一口にボーリングマシンと言っても、マシンの機構などによって種類が異なります。導入する際は、現場や工事内容にあったマシンを選びましょう。ここでは、地滑り防止工事で活躍するボーリングマシンをご紹介します。
安全性・小スペース・低騒音で選ぶ
「おすすめのボーリングマシンメーカー3選」
斜面上の土や岩が下方向に移動する現象を「地すべり」と言います。地形・地質・地下水の集まりやすさなど元々の原因だけでなく、降雨や融雪といった自然的な要因、トンネル掘削などの人的な要因で発生します。
地滑り防止工事は、こうした地滑りを軽減・防止するために行う工事のこと。工事にはさまざまな工法がありますが、大きく抑制工と抑止工の2つに分けられます。抑制工とは、地滑りの原因となる地形や自然条件を変化させて地滑りを抑制させる方法で、抑止工は、アンカーやシャフトなど構造物を設置することで地滑りを止める方法です。どちらの工法にもボーリング技術が利用されています。
地滑り防止を目的としたボーリングマシンの使用事例にはさまざまなものがあります。ここでは、実際の使用例をピックアップしてご紹介していきますので、どのように使用されているのかを見ていきましょう。

引用元:内海建設コンサルタント株式会社公式HP
(https://www.naikai-con.co.jp/results/)
地滑り防止区域における調査を行った事例です。ボーリング調査に加えて孔内傾斜計、自記水位計等の観測を行うことによって、地滑り活動の状況を把握し、地滑り機構の解明を行いました。今後は、豊水期を含め長期間の観測を実施し、すべり面形状の設定や最高水位の確認を行う予定となっています。
参照元:内海建設コンサルタント株式会社公式HP
(https://www.naikai-con.co.jp/results/)

引用元:徳島県庁
(https://www.pref.tokushima.lg.jp/ippannokata/sangyo/ringyo/2010110200090/)
徳島県で行われた地滑り対策工事の事例です。工事が行われた地区では、昔から豪雨のたびに地滑りが報告されていました。さらに、昭和50年代の台風によってずい道に崩落と亀裂が発生したことから、対策として立体排水工事や集水工などの工法を行いました。特に、下部ブロックではすべり面深度が深かったことから、ずい道排水と打上ボーリングを組み合わせた形で実施されました。
参照元:徳島県庁公式HP
(https://www.pref.tokushima.lg.jp/ippannokata/sangyo/ringyo/2010110200090/)

引用元:美の国あきたネット公式HP
(https://www.pref.akita.lg.jp/pages/archive/25607)
秋田県では農地と農地用施設を守るため、県内で「農地地すべり防止地域」を指定しています。その中で集水井で地下水のダムアップが確認され、地滑り災害が懸念された地点にて、対策が行われました。この地下水のダムアップの原因は、集水井に溜まった水を排除する役割を持つ排水ボーリング孔の目詰まりと判断されたことから、ボーリング孔の洗浄工法を実施。洗浄後は施設機能が回復し、ダムアップも解消されています。

_ _ _ _ _

● **依頼内容**: 本文の「引用元:内海建設コンサルタント株式会社公式HP」から「合わせた形で実施されました。」までの部分を、「孔内傾斜計」を「地盤傾斜計」に改めて書き直してください。 このリストは本文とは別の出典から取られています。

● **リスト抜粋**:
_ _ _ _ _

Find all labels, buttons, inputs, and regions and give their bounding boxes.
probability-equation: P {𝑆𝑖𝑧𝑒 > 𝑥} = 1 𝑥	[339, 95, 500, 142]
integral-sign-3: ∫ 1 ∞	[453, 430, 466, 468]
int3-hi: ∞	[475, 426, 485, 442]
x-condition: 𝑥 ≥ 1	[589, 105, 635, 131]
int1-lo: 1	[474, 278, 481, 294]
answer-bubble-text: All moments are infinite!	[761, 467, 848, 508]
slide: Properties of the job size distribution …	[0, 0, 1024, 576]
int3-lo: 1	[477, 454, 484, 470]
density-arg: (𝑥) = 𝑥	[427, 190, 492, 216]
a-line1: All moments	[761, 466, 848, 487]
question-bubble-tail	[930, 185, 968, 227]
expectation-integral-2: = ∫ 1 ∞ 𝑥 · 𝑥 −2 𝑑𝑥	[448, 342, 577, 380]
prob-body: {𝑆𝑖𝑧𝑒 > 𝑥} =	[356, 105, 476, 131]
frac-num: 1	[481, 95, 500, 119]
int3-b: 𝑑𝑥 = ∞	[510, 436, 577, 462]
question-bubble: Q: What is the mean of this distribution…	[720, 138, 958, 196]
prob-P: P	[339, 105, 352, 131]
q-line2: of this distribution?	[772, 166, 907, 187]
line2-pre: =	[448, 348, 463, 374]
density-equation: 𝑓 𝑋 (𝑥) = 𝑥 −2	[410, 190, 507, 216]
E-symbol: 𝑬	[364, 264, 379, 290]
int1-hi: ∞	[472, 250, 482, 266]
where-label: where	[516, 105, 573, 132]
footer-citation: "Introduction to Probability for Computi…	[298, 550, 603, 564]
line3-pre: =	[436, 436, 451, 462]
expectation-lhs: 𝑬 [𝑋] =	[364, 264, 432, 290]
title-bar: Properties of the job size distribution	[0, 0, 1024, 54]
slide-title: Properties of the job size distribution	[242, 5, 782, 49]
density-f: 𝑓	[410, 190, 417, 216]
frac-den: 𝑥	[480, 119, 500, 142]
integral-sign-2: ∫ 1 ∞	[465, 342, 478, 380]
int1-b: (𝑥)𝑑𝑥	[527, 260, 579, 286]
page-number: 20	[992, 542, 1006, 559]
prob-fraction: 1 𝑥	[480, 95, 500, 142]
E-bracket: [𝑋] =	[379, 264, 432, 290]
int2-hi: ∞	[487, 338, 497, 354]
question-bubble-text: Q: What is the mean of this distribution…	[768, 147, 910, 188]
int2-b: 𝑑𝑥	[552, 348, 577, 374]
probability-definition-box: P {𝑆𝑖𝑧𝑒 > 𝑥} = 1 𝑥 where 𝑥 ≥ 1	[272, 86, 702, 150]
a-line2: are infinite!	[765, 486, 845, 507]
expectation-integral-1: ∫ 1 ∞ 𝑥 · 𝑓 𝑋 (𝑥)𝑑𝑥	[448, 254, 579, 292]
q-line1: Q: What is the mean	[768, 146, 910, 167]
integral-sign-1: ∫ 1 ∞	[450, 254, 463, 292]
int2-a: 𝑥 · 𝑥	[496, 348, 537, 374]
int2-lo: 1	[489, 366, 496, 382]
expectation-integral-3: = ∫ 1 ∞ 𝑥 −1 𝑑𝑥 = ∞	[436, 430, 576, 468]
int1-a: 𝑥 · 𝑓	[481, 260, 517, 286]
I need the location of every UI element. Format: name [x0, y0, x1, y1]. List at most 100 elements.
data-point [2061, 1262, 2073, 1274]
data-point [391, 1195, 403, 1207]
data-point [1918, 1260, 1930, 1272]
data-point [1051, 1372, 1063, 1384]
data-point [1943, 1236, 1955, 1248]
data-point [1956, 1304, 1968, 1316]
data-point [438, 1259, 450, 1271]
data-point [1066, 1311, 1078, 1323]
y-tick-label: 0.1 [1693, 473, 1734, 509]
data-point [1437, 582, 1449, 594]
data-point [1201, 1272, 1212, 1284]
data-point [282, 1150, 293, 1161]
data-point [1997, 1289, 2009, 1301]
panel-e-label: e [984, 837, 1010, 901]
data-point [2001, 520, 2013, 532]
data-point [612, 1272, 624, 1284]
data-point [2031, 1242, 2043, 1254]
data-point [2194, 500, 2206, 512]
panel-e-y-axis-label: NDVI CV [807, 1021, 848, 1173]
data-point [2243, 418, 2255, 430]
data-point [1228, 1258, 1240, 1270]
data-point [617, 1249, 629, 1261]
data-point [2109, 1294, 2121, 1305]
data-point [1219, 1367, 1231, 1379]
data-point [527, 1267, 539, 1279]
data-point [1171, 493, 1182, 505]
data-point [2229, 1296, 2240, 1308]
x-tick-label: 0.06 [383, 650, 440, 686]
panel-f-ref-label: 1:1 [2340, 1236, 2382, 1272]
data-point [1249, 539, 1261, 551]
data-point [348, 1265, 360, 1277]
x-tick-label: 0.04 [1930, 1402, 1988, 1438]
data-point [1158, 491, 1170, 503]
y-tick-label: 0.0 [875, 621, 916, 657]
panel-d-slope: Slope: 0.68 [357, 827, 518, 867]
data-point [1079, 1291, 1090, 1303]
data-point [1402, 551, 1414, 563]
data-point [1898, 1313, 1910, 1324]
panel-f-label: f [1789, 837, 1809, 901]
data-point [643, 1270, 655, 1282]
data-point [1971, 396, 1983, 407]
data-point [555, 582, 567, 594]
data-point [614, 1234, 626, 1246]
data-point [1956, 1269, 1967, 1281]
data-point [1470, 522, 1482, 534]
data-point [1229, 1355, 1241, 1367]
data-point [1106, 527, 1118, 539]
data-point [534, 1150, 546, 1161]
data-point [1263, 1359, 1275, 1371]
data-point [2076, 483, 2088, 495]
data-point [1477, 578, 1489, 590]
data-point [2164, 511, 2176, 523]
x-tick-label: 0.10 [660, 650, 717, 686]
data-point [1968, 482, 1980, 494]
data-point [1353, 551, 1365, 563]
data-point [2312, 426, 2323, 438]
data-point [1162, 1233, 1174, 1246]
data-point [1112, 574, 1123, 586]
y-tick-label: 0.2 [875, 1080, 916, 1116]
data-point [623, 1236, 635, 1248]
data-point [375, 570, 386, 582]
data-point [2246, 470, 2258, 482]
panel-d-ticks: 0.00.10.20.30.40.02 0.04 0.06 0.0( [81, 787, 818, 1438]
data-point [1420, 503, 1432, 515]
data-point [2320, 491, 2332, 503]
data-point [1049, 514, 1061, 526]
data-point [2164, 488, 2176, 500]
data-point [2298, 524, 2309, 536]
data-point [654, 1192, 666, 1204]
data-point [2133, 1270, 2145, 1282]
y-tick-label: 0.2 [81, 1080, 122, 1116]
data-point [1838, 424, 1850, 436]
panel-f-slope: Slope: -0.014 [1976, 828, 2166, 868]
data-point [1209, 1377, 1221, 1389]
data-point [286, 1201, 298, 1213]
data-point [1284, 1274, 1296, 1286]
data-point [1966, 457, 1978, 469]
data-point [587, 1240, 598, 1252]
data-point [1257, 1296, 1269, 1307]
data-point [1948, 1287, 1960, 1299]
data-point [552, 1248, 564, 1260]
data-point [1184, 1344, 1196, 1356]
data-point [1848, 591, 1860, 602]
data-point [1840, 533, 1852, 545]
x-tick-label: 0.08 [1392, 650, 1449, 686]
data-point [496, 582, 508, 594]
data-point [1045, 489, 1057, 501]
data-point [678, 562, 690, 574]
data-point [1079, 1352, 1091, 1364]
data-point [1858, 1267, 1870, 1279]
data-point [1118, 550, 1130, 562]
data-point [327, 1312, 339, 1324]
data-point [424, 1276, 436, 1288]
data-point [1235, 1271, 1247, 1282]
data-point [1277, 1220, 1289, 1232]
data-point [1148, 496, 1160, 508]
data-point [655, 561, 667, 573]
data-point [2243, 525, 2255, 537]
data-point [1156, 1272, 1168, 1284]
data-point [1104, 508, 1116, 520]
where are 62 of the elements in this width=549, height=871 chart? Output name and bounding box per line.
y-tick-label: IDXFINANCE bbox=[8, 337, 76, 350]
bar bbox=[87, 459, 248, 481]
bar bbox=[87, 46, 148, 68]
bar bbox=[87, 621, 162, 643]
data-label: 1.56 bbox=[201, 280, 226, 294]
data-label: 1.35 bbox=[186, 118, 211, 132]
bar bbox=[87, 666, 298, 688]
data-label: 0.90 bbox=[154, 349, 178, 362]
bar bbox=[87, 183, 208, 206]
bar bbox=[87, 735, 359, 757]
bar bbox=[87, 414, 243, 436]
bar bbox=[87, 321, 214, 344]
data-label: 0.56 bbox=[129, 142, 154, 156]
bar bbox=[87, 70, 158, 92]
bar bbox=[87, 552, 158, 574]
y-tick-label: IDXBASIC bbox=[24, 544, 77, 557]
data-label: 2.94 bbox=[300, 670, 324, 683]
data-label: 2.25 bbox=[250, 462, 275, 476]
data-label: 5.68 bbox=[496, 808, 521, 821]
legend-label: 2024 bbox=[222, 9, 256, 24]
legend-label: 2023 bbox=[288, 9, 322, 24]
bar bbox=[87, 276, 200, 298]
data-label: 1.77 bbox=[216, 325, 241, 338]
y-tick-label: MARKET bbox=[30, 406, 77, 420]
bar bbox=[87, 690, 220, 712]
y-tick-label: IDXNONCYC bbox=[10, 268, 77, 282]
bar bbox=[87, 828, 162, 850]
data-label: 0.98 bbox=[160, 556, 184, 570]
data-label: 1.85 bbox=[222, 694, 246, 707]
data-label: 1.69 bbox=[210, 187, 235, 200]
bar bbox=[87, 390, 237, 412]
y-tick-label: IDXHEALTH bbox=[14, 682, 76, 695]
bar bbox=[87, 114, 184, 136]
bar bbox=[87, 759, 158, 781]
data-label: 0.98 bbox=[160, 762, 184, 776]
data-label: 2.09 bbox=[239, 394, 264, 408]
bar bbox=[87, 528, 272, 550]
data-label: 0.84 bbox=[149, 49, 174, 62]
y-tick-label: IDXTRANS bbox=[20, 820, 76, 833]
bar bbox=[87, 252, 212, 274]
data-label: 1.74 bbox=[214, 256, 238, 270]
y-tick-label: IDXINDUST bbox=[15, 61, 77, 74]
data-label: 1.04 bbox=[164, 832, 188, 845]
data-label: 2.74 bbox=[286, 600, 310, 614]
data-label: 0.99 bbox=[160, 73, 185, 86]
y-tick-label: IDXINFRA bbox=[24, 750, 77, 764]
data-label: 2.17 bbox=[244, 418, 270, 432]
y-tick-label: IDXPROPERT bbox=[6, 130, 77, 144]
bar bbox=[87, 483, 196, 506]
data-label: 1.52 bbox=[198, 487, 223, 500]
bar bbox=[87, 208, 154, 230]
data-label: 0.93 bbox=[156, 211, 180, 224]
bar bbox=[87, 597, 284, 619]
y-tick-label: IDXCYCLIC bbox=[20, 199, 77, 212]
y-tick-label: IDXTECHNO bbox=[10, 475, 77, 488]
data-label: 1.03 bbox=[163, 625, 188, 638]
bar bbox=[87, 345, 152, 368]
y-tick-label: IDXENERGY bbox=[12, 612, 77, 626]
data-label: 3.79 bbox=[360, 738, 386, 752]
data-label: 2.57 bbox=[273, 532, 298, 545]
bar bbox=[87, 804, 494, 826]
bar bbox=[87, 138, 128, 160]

_ _ _ _ _

● **出力結果**:
引用元:内海建設コンサルタント株式会社公式HP
(https://www.naikai-con.co.jp/results/)
地滑り防止区域における調査を行った事例です。ボーリング調査に加えて地盤傾斜計、自記水位計等の観測を行うことによって、地滑り活動の状況を把握し、地滑り機構の解明を行いました。今後は、豊水期を含め長期間の観測を実施し、すべり面形状の設定や最高水位の確認を行う予定となっています。
参照元:内海建設コンサルタント株式会社公式HP
(https://www.naikai-con.co.jp/results/)

引用元:徳島県庁
(https://www.pref.tokushima.lg.jp/ippannokata/sangyo/ringyo/2010110200090/)
徳島県で行われた地滑り対策工事の事例です。工事が行われた地区では、昔から豪雨のたびに地滑りが報告されていました。さらに、昭和50年代の台風によってずい道に崩落と亀裂が発生したことから、対策として立体排水工事や集水工などの工法を行いました。特に、下部ブロックではすべり面深度が深かったことから、ずい道排水と打上ボーリングを組み合わせた形で実施されました。